Exercise directions.
Print the full listing exactly.
** Start of Listing **
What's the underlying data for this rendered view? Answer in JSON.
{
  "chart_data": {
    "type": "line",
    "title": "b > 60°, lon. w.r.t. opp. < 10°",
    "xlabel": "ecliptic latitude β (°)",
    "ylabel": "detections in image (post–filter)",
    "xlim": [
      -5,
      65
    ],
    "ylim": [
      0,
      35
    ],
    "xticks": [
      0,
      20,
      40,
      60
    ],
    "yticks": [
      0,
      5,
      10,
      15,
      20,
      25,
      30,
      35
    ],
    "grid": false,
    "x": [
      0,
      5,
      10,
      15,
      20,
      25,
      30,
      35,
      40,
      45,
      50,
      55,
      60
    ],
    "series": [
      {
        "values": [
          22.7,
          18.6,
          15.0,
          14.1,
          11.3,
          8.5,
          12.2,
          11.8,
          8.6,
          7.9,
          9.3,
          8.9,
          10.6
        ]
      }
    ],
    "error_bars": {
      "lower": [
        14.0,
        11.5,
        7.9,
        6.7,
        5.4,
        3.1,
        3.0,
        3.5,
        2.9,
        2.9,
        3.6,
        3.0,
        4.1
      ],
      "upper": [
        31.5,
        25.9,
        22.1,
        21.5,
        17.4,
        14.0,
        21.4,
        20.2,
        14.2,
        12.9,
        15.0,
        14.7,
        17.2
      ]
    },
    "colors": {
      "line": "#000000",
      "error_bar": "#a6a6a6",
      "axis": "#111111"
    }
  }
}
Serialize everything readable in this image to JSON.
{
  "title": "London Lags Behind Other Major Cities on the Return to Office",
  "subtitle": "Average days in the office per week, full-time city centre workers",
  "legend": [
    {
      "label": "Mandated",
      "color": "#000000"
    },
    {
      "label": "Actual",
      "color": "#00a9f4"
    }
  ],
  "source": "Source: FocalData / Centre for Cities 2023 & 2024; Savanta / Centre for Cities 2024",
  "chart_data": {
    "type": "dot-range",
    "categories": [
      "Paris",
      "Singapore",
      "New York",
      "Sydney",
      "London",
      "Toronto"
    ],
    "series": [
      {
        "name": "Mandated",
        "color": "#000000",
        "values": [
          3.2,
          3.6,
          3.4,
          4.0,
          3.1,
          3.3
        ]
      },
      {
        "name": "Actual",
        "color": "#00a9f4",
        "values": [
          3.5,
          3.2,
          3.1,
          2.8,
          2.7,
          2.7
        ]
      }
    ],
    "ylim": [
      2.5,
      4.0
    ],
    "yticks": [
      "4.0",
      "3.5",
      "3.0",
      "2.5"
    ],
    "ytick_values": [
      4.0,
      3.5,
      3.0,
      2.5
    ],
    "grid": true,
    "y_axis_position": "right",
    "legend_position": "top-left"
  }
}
** End of Listing **
Exercise response.
What's the underlying data for this rendered view? Answer in JSON.
{
  "chart_data": {
    "type": "line",
    "title": "b > 60°, lon. w.r.t. opp. < 10°",
    "xlabel": "ecliptic latitude β (°)",
    "ylabel": "detections in image (post–filter)",
    "xlim": [
      -5,
      65
    ],
    "ylim": [
      0,
      35
    ],
    "xticks": [
      0,
      20,
      40,
      60
    ],
    "yticks": [
      0,
      5,
      10,
      15,
      20,
      25,
      30,
      35
    ],
    "grid": false,
    "x": [
      0,
      5,
      10,
      15,
      20,
      25,
      30,
      35,
      40,
      45,
      50,
      55,
      60
    ],
    "series": [
      {
        "values": [
          22.7,
          18.6,
          15.0,
          14.1,
          11.3,
          8.5,
          12.2,
          11.8,
          8.6,
          7.9,
          9.3,
          8.9,
          10.6
        ]
      }
    ],
    "error_bars": {
      "lower": [
        14.0,
        11.5,
        7.9,
        6.7,
        5.4,
        3.1,
        3.0,
        3.5,
        2.9,
        2.9,
        3.6,
        3.0,
        4.1
      ],
      "upper": [
        31.5,
        25.9,
        22.1,
        21.5,
        17.4,
        14.0,
        21.4,
        20.2,
        14.2,
        12.9,
        15.0,
        14.7,
        17.2
      ]
    },
    "colors": {
      "line": "#000000",
      "error_bar": "#a6a6a6",
      "axis": "#111111"
    }
  }
}
Serialize everything readable in this image to JSON.
{
  "title": "London Lags Behind Other Major Cities on the Return to Office",
  "subtitle": "Average days in the office per week, full-time city centre workers",
  "legend": [
    {
      "label": "Mandated",
      "color": "#000000"
    },
    {
      "label": "Actual",
      "color": "#00a9f4"
    }
  ],
  "source": "Source: FocalData / Centre for Cities 2023 & 2024; Savanta / Centre for Cities 2024",
  "chart_data": {
    "type": "dot-range",
    "categories": [
      "Paris",
      "Singapore",
      "New York",
      "Sydney",
      "London",
      "Toronto"
    ],
    "series": [
      {
        "name": "Mandated",
        "color": "#000000",
        "values": [
          3.2,
          3.6,
          3.4,
          4.0,
          3.1,
          3.3
        ]
      },
      {
        "name": "Actual",
        "color": "#00a9f4",
        "values": [
          3.5,
          3.2,
          3.1,
          2.8,
          2.7,
          2.7
        ]
      }
    ],
    "ylim": [
      2.5,
      4.0
    ],
    "yticks": [
      "4.0",
      "3.5",
      "3.0",
      "2.5"
    ],
    "ytick_values": [
      4.0,
      3.5,
      3.0,
      2.5
    ],
    "grid": true,
    "y_axis_position": "right",
    "legend_position": "top-left"
  }
}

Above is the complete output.